Pick out and copy every line below that has the word "truyền".

## start EXTRACTED RECORDS

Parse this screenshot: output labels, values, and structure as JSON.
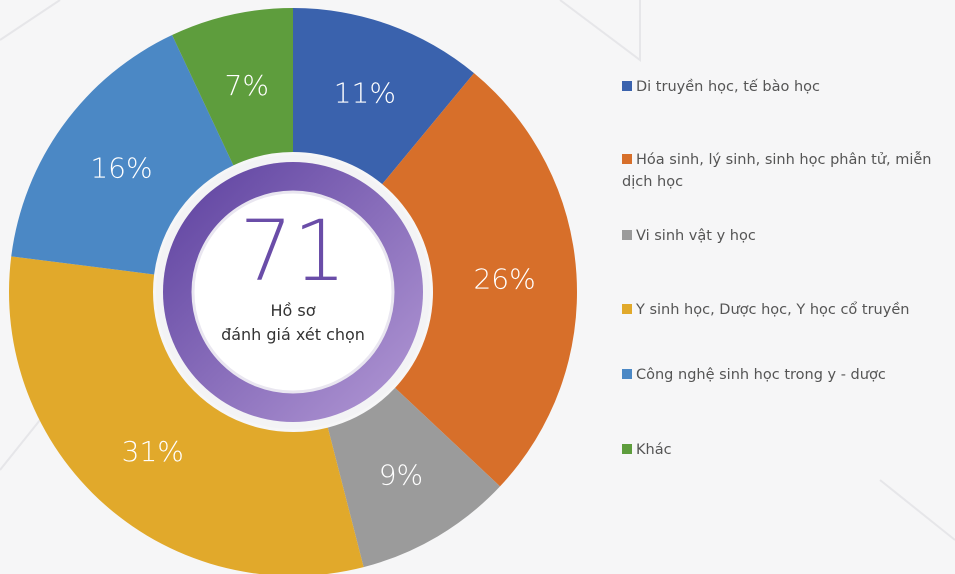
{
  "chart_data": {
    "type": "donut",
    "categories": [
      "Di truyền học, tế bào học",
      "Hóa sinh, lý sinh, sinh học phân tử, miễn dịch học",
      "Vi sinh vật y học",
      "Y sinh học, Dược học, Y học cổ truyền",
      "Công nghệ sinh học trong y - dược",
      "Khác"
    ],
    "values": [
      11,
      26,
      9,
      31,
      16,
      7
    ],
    "value_labels": [
      "11%",
      "26%",
      "9%",
      "31%",
      "16%",
      "7%"
    ],
    "colors": [
      "#3a62ad",
      "#d76f2a",
      "#9b9b9b",
      "#e1a92b",
      "#4b88c5",
      "#5e9d3d"
    ],
    "center_value": 71,
    "center_text": [
      "Hồ sơ",
      "đánh giá xét chọn"
    ]
  }
}
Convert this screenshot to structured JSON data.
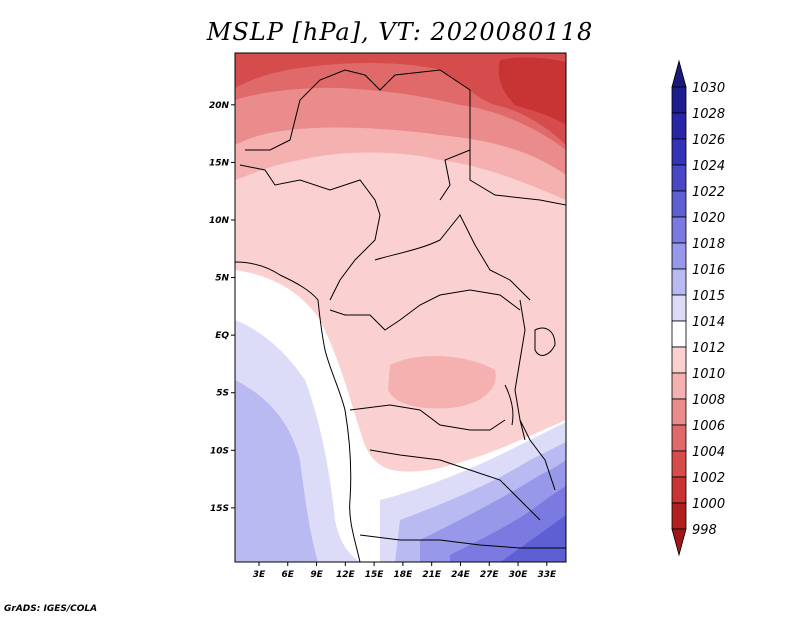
{
  "title": "MSLP [hPa], VT: 2020080118",
  "credit": "GrADS: IGES/COLA",
  "map": {
    "lat_labels": [
      "20N",
      "15N",
      "10N",
      "5N",
      "EQ",
      "5S",
      "10S",
      "15S"
    ],
    "lat_values": [
      20,
      15,
      10,
      5,
      0,
      -5,
      -10,
      -15
    ],
    "lon_labels": [
      "3E",
      "6E",
      "9E",
      "12E",
      "15E",
      "18E",
      "21E",
      "24E",
      "27E",
      "30E",
      "33E"
    ],
    "lon_values": [
      3,
      6,
      9,
      12,
      15,
      18,
      21,
      24,
      27,
      30,
      33
    ],
    "lon_range": [
      0.5,
      35
    ],
    "lat_range": [
      -19.7,
      24.5
    ]
  },
  "colorbar": {
    "labels": [
      "1030",
      "1028",
      "1026",
      "1024",
      "1022",
      "1020",
      "1018",
      "1016",
      "1015",
      "1014",
      "1012",
      "1010",
      "1008",
      "1006",
      "1004",
      "1002",
      "1000",
      "998"
    ],
    "colors": [
      "#1d1d8f",
      "#2626a6",
      "#3333b8",
      "#4848c6",
      "#5f5fd4",
      "#7a7ae0",
      "#9898ea",
      "#babaf2",
      "#dcdcf8",
      "#ffffff",
      "#fbd0d0",
      "#f5b0b0",
      "#ea8c8c",
      "#e06a6a",
      "#d64c4c",
      "#c83434",
      "#b01e1e"
    ],
    "top_color": "#1a1a7a",
    "bottom_color": "#a01818"
  }
}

## end EXTRACTED RECORDS

FINISHED EXERCISE:
      "Di truyền học, tế bào học",
      "Y sinh học, Dược học, Y học cổ truyền",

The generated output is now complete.